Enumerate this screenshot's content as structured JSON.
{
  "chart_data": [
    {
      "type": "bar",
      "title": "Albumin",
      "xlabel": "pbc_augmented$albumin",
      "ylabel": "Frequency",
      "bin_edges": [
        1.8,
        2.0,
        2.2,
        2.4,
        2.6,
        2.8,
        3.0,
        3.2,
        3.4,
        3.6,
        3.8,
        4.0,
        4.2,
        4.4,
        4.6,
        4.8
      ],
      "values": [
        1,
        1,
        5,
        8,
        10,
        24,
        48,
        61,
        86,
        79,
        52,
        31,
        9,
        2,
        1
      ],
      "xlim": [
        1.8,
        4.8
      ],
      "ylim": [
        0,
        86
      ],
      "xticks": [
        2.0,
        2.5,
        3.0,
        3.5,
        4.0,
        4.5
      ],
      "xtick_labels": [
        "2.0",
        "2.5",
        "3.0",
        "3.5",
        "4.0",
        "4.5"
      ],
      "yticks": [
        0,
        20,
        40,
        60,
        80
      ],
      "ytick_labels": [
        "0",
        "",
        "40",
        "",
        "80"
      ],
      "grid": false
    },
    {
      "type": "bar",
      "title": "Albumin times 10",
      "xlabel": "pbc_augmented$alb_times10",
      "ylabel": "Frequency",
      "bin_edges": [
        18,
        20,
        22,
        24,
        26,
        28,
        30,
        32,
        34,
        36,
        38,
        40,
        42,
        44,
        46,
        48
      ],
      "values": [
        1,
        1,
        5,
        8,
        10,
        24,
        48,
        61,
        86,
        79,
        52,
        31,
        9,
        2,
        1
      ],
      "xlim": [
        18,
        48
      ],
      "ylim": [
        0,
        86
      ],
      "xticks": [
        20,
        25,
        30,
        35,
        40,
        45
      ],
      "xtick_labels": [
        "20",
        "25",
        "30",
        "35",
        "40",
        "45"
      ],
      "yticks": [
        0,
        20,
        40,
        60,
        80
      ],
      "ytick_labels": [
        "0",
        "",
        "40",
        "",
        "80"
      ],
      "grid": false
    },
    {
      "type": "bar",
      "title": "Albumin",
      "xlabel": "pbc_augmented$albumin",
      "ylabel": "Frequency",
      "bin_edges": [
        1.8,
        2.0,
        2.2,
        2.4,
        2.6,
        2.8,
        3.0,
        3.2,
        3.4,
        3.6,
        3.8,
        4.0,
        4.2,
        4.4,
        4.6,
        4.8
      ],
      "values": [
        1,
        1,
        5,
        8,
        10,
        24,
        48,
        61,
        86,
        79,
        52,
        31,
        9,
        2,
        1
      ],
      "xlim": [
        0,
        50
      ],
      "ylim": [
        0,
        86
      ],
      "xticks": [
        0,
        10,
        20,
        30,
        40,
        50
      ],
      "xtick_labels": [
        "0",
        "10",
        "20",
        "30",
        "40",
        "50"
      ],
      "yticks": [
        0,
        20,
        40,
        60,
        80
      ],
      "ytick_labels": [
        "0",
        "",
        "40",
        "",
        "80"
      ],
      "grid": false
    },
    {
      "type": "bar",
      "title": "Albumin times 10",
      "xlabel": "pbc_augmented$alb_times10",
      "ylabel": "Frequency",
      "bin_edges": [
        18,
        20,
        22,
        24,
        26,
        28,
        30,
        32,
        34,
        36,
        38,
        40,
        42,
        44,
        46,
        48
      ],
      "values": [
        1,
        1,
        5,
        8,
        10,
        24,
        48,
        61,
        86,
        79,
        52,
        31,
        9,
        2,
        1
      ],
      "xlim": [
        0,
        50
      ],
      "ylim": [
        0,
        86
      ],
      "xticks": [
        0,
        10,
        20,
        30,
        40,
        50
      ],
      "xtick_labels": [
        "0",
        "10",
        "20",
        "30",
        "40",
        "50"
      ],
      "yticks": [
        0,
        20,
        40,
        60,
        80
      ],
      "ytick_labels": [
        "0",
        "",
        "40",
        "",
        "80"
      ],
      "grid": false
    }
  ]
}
* * * *
WHAT YOU HAVE TO DO => Quote all of the entries verbatim.

EXERCISE ANSWER =>
Enumerate this screenshot's content as structured JSON.
{
  "chart_data": [
    {
      "type": "bar",
      "title": "Albumin",
      "xlabel": "pbc_augmented$albumin",
      "ylabel": "Frequency",
      "bin_edges": [
        1.8,
        2.0,
        2.2,
        2.4,
        2.6,
        2.8,
        3.0,
        3.2,
        3.4,
        3.6,
        3.8,
        4.0,
        4.2,
        4.4,
        4.6,
        4.8
      ],
      "values": [
        1,
        1,
        5,
        8,
        10,
        24,
        48,
        61,
        86,
        79,
        52,
        31,
        9,
        2,
        1
      ],
      "xlim": [
        1.8,
        4.8
      ],
      "ylim": [
        0,
        86
      ],
      "xticks": [
        2.0,
        2.5,
        3.0,
        3.5,
        4.0,
        4.5
      ],
      "xtick_labels": [
        "2.0",
        "2.5",
        "3.0",
        "3.5",
        "4.0",
        "4.5"
      ],
      "yticks": [
        0,
        20,
        40,
        60,
        80
      ],
      "ytick_labels": [
        "0",
        "",
        "40",
        "",
        "80"
      ],
      "grid": false
    },
    {
      "type": "bar",
      "title": "Albumin times 10",
      "xlabel": "pbc_augmented$alb_times10",
      "ylabel": "Frequency",
      "bin_edges": [
        18,
        20,
        22,
        24,
        26,
        28,
        30,
        32,
        34,
        36,
        38,
        40,
        42,
        44,
        46,
        48
      ],
      "values": [
        1,
        1,
        5,
        8,
        10,
        24,
        48,
        61,
        86,
        79,
        52,
        31,
        9,
        2,
        1
      ],
      "xlim": [
        18,
        48
      ],
      "ylim": [
        0,
        86
      ],
      "xticks": [
        20,
        25,
        30,
        35,
        40,
        45
      ],
      "xtick_labels": [
        "20",
        "25",
        "30",
        "35",
        "40",
        "45"
      ],
      "yticks": [
        0,
        20,
        40,
        60,
        80
      ],
      "ytick_labels": [
        "0",
        "",
        "40",
        "",
        "80"
      ],
      "grid": false
    },
    {
      "type": "bar",
      "title": "Albumin",
      "xlabel": "pbc_augmented$albumin",
      "ylabel": "Frequency",
      "bin_edges": [
        1.8,
        2.0,
        2.2,
        2.4,
        2.6,
        2.8,
        3.0,
        3.2,
        3.4,
        3.6,
        3.8,
        4.0,
        4.2,
        4.4,
        4.6,
        4.8
      ],
      "values": [
        1,
        1,
        5,
        8,
        10,
        24,
        48,
        61,
        86,
        79,
        52,
        31,
        9,
        2,
        1
      ],
      "xlim": [
        0,
        50
      ],
      "ylim": [
        0,
        86
      ],
      "xticks": [
        0,
        10,
        20,
        30,
        40,
        50
      ],
      "xtick_labels": [
        "0",
        "10",
        "20",
        "30",
        "40",
        "50"
      ],
      "yticks": [
        0,
        20,
        40,
        60,
        80
      ],
      "ytick_labels": [
        "0",
        "",
        "40",
        "",
        "80"
      ],
      "grid": false
    },
    {
      "type": "bar",
      "title": "Albumin times 10",
      "xlabel": "pbc_augmented$alb_times10",
      "ylabel": "Frequency",
      "bin_edges": [
        18,
        20,
        22,
        24,
        26,
        28,
        30,
        32,
        34,
        36,
        38,
        40,
        42,
        44,
        46,
        48
      ],
      "values": [
        1,
        1,
        5,
        8,
        10,
        24,
        48,
        61,
        86,
        79,
        52,
        31,
        9,
        2,
        1
      ],
      "xlim": [
        0,
        50
      ],
      "ylim": [
        0,
        86
      ],
      "xticks": [
        0,
        10,
        20,
        30,
        40,
        50
      ],
      "xtick_labels": [
        "0",
        "10",
        "20",
        "30",
        "40",
        "50"
      ],
      "yticks": [
        0,
        20,
        40,
        60,
        80
      ],
      "ytick_labels": [
        "0",
        "",
        "40",
        "",
        "80"
      ],
      "grid": false
    }
  ]
}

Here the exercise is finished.